Pull each line holding the word "散货拼箱" from the data.

----------------------------------------

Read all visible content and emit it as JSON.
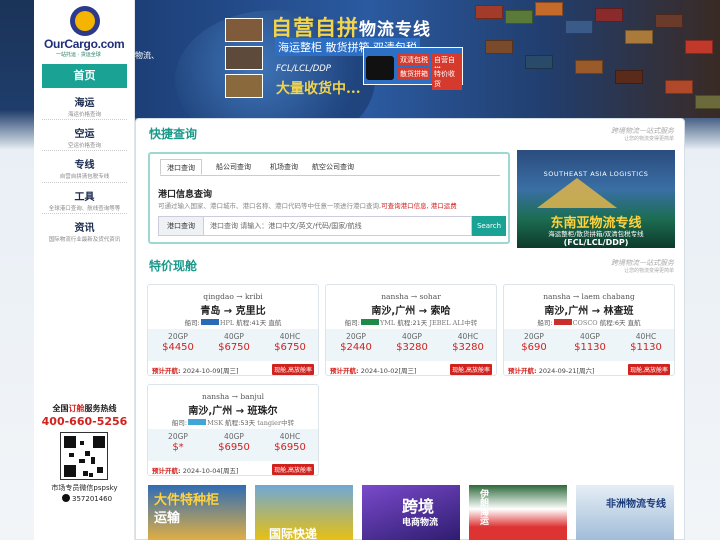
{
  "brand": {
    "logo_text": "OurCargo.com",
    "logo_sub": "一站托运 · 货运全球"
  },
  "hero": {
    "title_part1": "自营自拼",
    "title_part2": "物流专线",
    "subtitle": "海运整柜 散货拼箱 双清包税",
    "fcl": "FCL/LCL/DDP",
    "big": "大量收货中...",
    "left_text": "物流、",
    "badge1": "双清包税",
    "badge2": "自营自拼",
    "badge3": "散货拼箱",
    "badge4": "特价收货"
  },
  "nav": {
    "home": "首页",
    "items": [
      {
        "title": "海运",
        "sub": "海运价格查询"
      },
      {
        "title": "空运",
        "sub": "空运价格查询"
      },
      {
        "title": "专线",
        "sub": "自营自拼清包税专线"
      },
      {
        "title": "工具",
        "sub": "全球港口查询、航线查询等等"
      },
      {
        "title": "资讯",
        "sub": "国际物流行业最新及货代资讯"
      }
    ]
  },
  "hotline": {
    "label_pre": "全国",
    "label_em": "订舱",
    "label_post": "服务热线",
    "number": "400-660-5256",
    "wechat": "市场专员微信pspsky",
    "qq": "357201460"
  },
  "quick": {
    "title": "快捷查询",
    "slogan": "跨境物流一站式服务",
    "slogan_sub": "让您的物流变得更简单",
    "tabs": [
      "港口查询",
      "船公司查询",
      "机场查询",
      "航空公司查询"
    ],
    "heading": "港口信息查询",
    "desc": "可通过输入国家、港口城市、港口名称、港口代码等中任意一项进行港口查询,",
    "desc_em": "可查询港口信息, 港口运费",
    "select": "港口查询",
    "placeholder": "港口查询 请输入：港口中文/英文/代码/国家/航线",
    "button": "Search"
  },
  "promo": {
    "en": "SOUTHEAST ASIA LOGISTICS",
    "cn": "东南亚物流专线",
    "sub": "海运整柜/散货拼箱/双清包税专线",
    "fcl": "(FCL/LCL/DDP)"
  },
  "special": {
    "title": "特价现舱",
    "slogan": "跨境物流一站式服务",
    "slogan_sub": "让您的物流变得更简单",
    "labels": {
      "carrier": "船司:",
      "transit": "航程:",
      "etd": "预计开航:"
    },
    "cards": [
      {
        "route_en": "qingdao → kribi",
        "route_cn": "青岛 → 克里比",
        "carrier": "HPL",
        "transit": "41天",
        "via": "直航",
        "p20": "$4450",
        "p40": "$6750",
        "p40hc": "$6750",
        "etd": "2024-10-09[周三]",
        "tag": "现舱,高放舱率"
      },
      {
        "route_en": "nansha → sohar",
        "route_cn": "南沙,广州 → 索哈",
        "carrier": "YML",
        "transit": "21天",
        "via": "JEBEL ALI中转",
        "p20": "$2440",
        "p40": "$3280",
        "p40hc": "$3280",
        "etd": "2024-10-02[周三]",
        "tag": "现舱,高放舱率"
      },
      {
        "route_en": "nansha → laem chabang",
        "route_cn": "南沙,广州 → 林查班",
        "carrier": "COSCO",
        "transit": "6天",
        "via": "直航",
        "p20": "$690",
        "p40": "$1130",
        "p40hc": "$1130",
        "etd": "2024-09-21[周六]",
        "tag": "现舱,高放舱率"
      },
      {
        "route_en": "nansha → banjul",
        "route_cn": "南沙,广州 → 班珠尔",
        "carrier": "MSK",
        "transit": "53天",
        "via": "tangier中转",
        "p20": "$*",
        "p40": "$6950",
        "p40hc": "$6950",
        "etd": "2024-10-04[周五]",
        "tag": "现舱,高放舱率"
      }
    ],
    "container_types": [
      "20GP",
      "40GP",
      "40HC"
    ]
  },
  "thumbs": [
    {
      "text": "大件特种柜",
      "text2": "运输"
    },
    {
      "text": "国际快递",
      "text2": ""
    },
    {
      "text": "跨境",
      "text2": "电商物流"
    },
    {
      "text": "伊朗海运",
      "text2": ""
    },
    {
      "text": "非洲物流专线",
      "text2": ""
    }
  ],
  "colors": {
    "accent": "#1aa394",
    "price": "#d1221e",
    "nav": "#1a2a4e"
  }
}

----------------------------------------

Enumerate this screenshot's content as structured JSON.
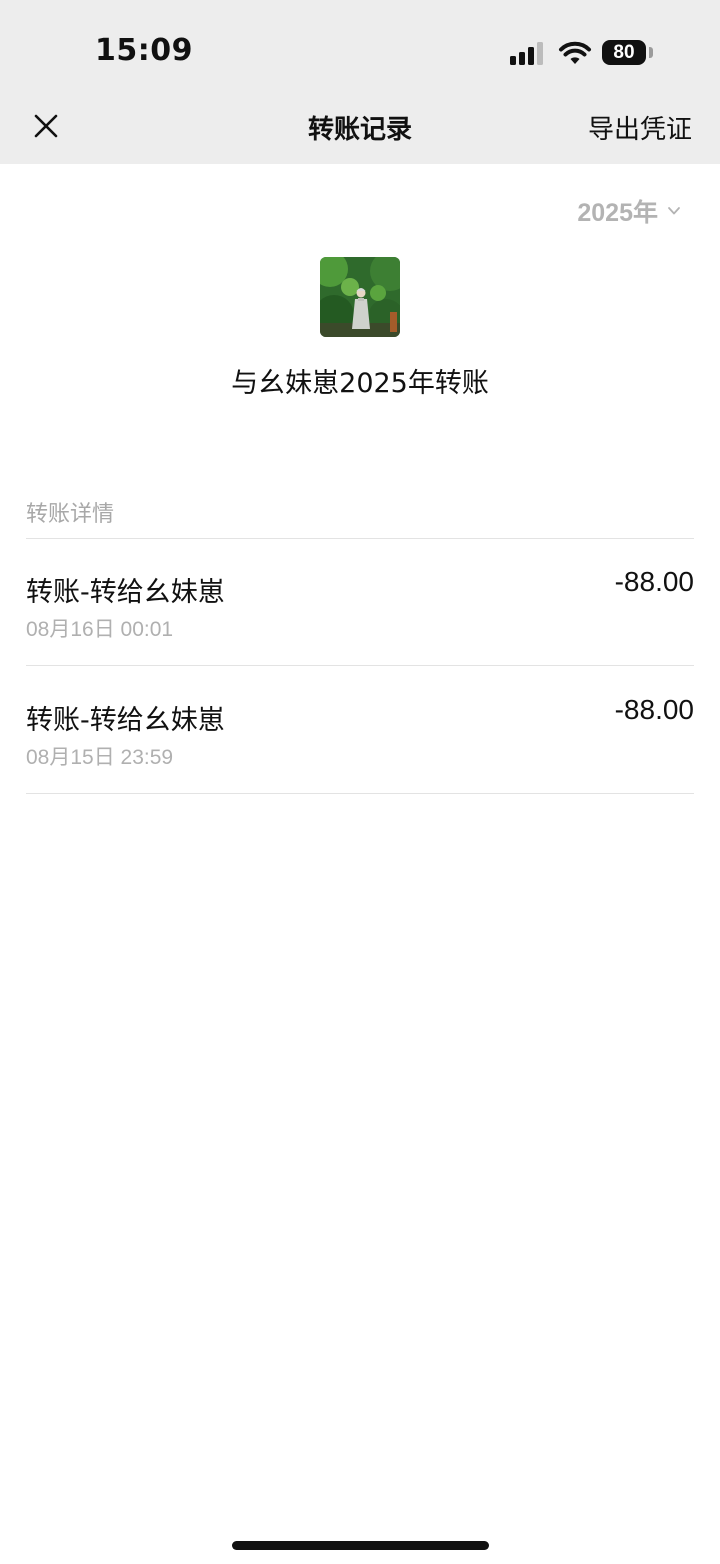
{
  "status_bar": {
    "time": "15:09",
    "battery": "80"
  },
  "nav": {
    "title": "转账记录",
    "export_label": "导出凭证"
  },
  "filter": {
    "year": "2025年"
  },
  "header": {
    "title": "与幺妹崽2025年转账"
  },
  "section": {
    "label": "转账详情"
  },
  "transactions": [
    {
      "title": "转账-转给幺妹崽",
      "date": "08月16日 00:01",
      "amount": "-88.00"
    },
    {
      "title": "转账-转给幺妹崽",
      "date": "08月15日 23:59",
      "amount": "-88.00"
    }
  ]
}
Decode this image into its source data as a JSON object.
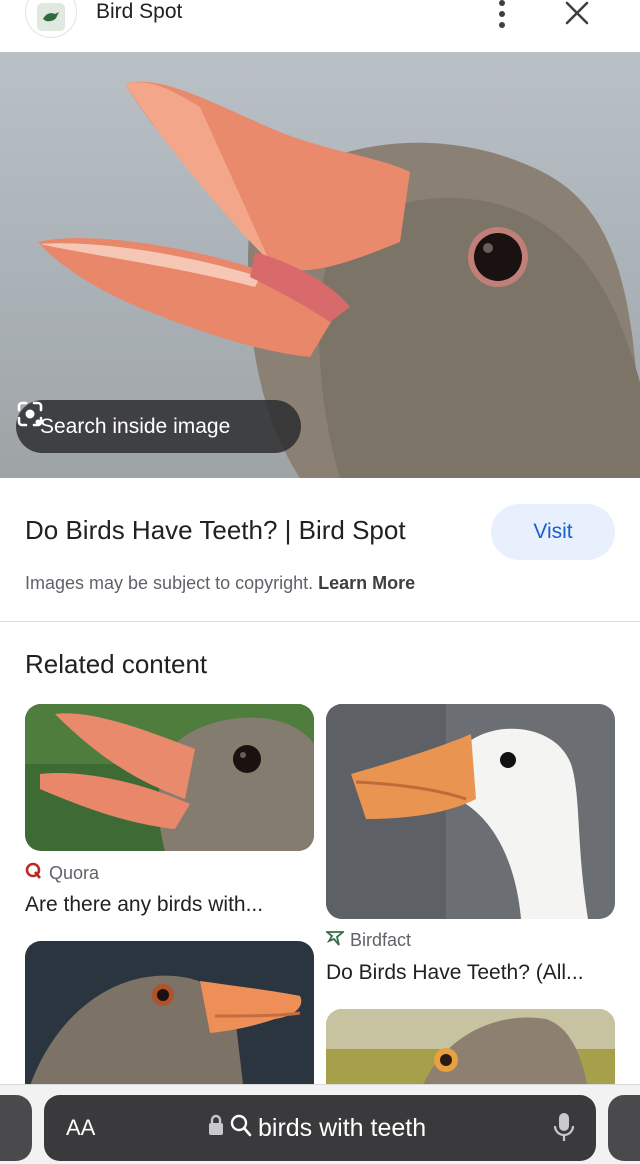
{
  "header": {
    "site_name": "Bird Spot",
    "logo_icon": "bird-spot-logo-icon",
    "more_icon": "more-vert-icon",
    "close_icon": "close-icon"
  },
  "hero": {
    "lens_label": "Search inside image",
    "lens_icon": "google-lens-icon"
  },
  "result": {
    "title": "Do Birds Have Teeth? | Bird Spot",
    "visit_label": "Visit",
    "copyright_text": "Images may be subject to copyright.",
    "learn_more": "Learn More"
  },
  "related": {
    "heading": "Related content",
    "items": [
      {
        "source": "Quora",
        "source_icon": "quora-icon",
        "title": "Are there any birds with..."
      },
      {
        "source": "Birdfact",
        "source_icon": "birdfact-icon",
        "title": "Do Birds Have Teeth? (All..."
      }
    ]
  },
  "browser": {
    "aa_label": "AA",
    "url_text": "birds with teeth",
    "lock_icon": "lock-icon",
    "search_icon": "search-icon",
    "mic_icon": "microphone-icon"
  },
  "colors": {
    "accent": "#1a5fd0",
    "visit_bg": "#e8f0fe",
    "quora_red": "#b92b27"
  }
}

----------------------------------------

_SOLUTION TO THIS TASK:_
    "subtitle": "海运整柜 散货拼箱 双清包税",
    "badge3": "散货拼箱",
    "sub": "海运整柜/散货拼箱/双清包税专线",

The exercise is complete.